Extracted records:

╔══

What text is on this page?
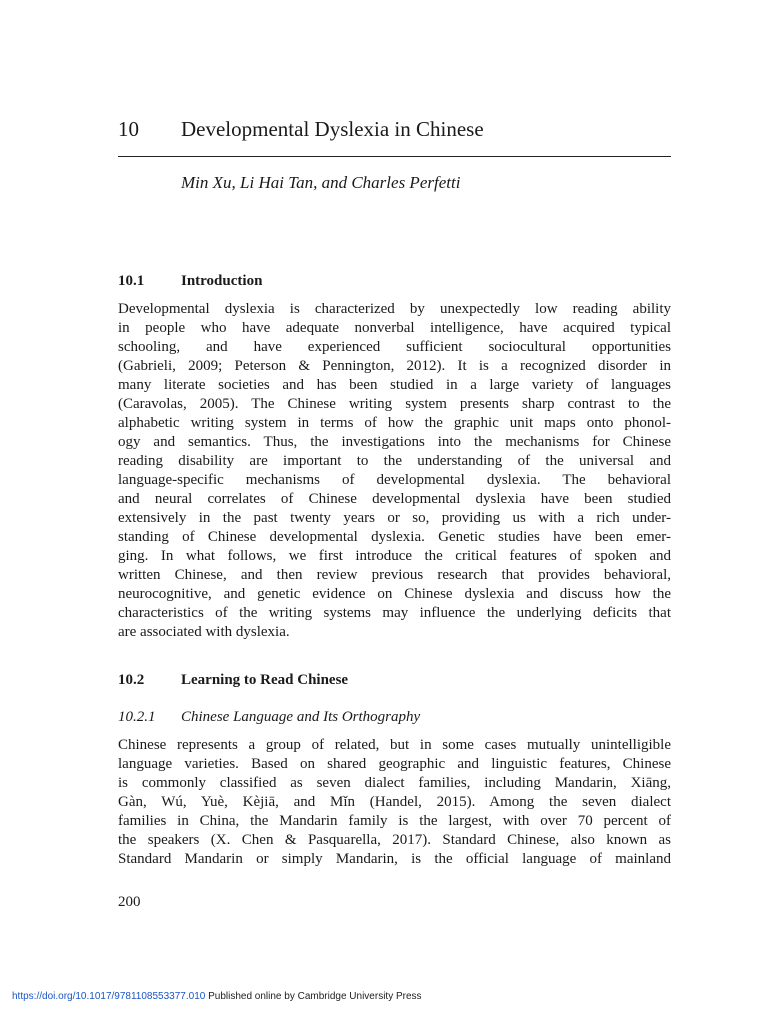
10 Developmental Dyslexia in Chinese
Min Xu, Li Hai Tan, and Charles Perfetti
10.1 Introduction
Developmental dyslexia is characterized by unexpectedly low reading ability
in people who have adequate nonverbal intelligence, have acquired typical
schooling, and have experienced sufficient sociocultural opportunities
(Gabrieli, 2009; Peterson & Pennington, 2012). It is a recognized disorder in
many literate societies and has been studied in a large variety of languages
(Caravolas, 2005). The Chinese writing system presents sharp contrast to the
alphabetic writing system in terms of how the graphic unit maps onto phonol-
ogy and semantics. Thus, the investigations into the mechanisms for Chinese
reading disability are important to the understanding of the universal and
language-specific mechanisms of developmental dyslexia. The behavioral
and neural correlates of Chinese developmental dyslexia have been studied
extensively in the past twenty years or so, providing us with a rich under-
standing of Chinese developmental dyslexia. Genetic studies have been emer-
ging. In what follows, we first introduce the critical features of spoken and
written Chinese, and then review previous research that provides behavioral,
neurocognitive, and genetic evidence on Chinese dyslexia and discuss how the
characteristics of the writing systems may influence the underlying deficits that
are associated with dyslexia.
10.2 Learning to Read Chinese
10.2.1 Chinese Language and Its Orthography
Chinese represents a group of related, but in some cases mutually unintelligible
language varieties. Based on shared geographic and linguistic features, Chinese
is commonly classified as seven dialect families, including Mandarin, Xiāng,
Gàn, Wú, Yuè, Kèjiā, and Mǐn (Handel, 2015). Among the seven dialect
families in China, the Mandarin family is the largest, with over 70 percent of
the speakers (X. Chen & Pasquarella, 2017). Standard Chinese, also known as
Standard Mandarin or simply Mandarin, is the official language of mainland
200
https://doi.org/10.1017/9781108553377.010 Published online by Cambridge University Press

╚══

== AIM ==
Say the number of lines in the listing that hold "have", with no added words.

== FULL OUTPUT ==
4